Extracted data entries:
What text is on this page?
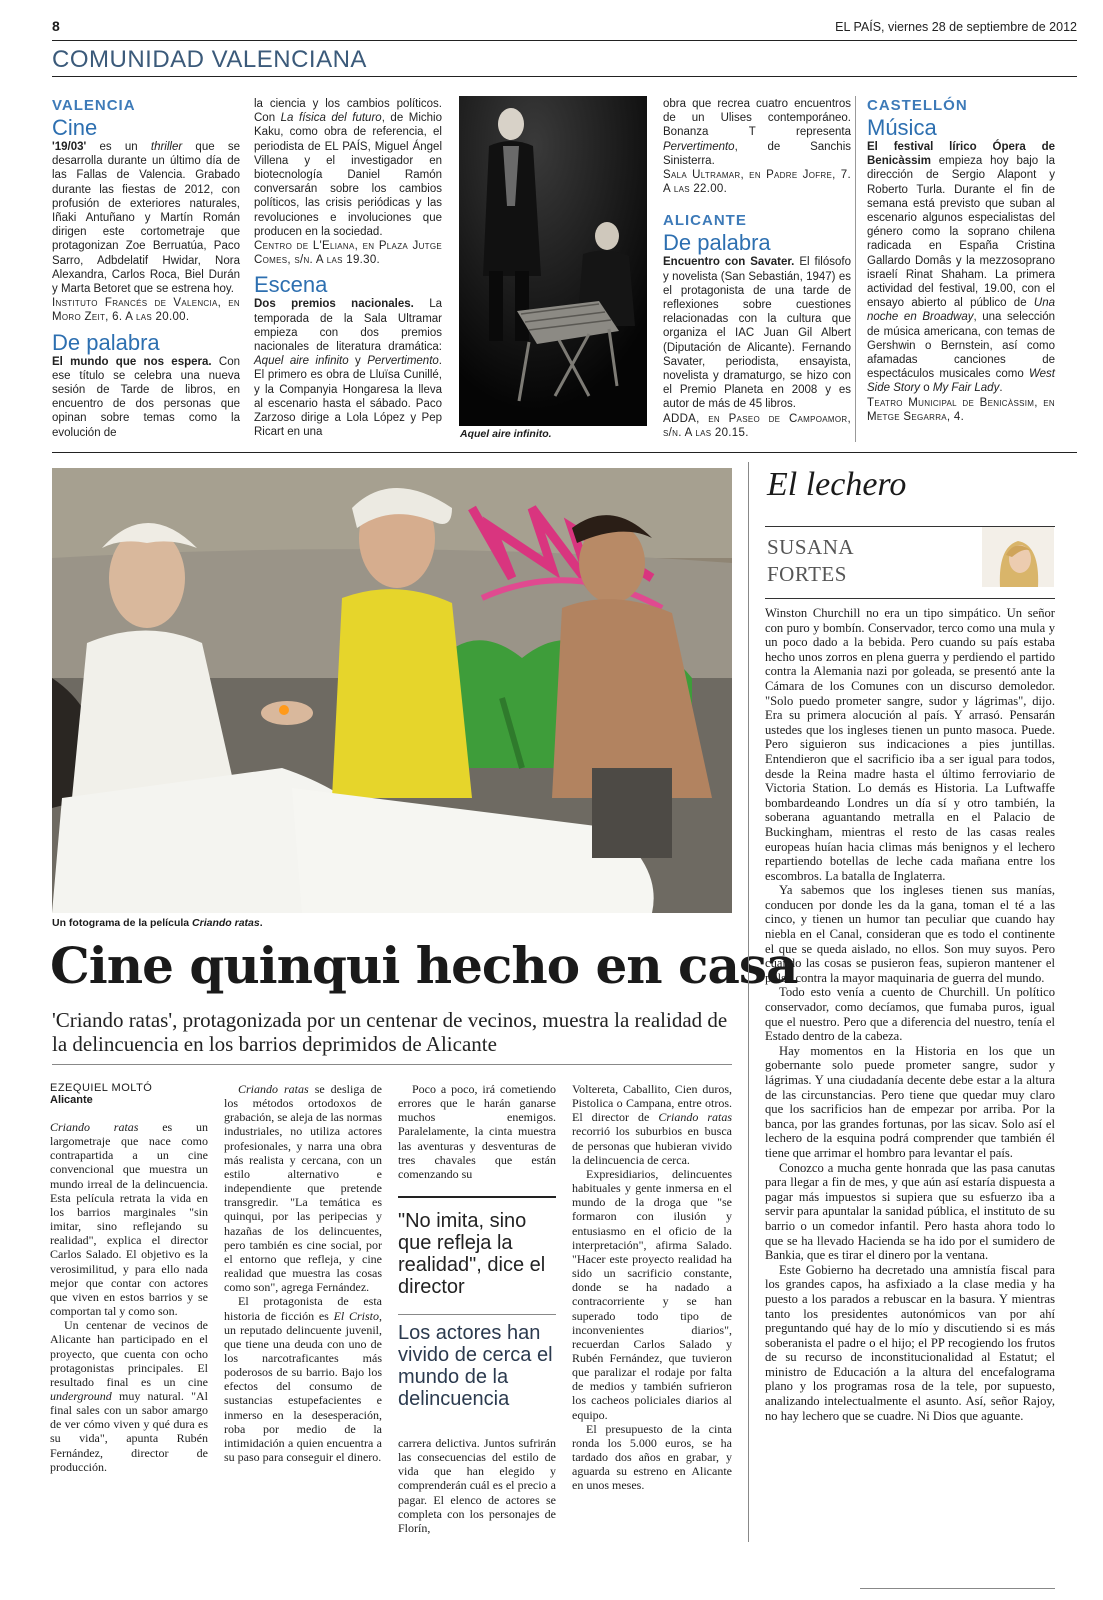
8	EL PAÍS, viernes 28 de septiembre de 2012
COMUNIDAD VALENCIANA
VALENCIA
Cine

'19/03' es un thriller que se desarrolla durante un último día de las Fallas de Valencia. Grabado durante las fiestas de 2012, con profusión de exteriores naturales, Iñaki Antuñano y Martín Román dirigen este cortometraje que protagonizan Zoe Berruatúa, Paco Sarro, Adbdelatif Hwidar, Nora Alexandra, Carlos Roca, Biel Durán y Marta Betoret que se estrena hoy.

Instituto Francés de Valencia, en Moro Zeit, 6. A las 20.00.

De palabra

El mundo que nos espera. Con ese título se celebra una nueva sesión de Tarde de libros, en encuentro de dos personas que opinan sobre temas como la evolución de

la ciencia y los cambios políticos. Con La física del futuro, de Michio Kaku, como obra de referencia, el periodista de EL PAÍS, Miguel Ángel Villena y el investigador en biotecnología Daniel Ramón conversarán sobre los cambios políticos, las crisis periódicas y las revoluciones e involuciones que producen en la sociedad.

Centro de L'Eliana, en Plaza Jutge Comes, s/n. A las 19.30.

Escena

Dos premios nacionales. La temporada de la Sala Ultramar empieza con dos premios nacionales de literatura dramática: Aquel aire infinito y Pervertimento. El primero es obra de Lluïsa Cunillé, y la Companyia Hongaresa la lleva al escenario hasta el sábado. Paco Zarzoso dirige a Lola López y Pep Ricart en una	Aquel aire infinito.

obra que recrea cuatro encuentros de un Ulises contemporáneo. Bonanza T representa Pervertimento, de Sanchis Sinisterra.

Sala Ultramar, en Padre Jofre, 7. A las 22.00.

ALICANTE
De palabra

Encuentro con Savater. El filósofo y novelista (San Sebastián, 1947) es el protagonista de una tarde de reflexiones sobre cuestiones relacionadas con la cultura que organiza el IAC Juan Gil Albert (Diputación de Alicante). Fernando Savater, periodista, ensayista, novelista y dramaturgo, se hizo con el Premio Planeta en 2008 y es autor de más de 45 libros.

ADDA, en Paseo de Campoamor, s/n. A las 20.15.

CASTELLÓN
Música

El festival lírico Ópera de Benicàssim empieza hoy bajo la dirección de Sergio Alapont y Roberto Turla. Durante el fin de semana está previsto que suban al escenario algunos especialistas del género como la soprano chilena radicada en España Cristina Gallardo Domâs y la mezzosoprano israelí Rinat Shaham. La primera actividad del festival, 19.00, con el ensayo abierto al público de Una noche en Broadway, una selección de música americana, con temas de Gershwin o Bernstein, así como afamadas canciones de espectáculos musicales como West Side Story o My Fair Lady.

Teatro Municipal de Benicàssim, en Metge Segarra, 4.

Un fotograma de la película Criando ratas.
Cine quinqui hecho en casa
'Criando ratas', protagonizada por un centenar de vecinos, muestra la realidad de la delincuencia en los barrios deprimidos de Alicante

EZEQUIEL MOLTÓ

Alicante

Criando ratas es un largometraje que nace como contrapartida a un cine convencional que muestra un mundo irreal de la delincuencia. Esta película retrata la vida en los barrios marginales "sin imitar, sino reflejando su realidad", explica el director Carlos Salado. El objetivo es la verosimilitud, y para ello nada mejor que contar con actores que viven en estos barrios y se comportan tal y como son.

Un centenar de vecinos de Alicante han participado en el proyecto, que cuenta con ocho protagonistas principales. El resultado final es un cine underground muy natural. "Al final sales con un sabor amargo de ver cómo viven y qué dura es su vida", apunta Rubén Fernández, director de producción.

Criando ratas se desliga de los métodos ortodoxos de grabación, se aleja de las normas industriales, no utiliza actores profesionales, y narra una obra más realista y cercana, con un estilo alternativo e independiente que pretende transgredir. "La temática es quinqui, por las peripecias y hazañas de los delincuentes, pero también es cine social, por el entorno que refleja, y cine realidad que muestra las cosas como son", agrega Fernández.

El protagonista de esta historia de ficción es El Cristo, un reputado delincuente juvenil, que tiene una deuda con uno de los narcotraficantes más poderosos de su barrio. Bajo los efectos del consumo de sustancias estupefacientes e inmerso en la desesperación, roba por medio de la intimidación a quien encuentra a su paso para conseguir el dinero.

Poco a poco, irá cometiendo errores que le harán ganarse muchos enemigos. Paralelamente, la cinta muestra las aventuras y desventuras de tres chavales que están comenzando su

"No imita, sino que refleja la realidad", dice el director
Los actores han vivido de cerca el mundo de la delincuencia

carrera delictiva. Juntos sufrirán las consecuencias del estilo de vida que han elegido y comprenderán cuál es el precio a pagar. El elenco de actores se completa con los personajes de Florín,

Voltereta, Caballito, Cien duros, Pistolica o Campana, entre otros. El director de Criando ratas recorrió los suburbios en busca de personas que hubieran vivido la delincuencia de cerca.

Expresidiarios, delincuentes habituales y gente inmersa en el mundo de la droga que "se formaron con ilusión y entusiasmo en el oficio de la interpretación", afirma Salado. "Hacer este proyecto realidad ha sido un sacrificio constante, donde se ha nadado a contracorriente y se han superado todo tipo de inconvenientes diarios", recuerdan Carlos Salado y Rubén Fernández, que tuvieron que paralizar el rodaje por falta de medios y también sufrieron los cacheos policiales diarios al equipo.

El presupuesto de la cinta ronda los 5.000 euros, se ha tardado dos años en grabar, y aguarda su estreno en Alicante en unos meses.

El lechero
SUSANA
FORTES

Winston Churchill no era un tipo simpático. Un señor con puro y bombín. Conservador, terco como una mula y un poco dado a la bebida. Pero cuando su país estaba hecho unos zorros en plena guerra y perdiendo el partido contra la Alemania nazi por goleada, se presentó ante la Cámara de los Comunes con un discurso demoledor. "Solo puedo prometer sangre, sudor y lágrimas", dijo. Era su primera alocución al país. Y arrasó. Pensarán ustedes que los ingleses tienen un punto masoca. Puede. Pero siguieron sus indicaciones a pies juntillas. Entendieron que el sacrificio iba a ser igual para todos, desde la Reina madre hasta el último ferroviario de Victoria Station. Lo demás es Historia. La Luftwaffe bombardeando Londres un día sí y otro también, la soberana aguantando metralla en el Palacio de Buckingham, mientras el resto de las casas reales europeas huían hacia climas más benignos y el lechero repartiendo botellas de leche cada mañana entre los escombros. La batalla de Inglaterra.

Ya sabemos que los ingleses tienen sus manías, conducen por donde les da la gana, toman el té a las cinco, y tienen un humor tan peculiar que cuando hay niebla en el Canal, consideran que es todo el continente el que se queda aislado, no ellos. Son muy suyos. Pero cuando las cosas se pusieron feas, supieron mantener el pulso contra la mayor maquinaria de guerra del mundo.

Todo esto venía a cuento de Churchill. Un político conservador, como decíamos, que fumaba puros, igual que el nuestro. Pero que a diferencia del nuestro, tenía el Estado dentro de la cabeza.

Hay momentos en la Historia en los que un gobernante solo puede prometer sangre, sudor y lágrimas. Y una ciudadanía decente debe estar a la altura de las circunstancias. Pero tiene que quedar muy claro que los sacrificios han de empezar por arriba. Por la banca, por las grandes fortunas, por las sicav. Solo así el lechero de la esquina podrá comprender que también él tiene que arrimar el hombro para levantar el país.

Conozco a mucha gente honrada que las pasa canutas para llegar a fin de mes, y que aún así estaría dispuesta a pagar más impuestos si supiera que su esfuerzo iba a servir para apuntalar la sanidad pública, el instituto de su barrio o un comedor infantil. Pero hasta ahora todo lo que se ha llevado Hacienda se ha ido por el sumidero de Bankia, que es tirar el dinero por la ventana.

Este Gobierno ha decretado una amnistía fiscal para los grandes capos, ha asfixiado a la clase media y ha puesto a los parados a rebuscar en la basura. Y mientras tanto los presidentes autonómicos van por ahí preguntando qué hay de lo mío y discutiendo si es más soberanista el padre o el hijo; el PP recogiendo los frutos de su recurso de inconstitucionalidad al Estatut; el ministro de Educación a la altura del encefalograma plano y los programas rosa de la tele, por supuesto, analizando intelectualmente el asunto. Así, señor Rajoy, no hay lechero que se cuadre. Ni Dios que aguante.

* Instructions for the task
Check every line of the records above for the string "quinqui" and say how many contain it, giving the number alone.

* Written reply
2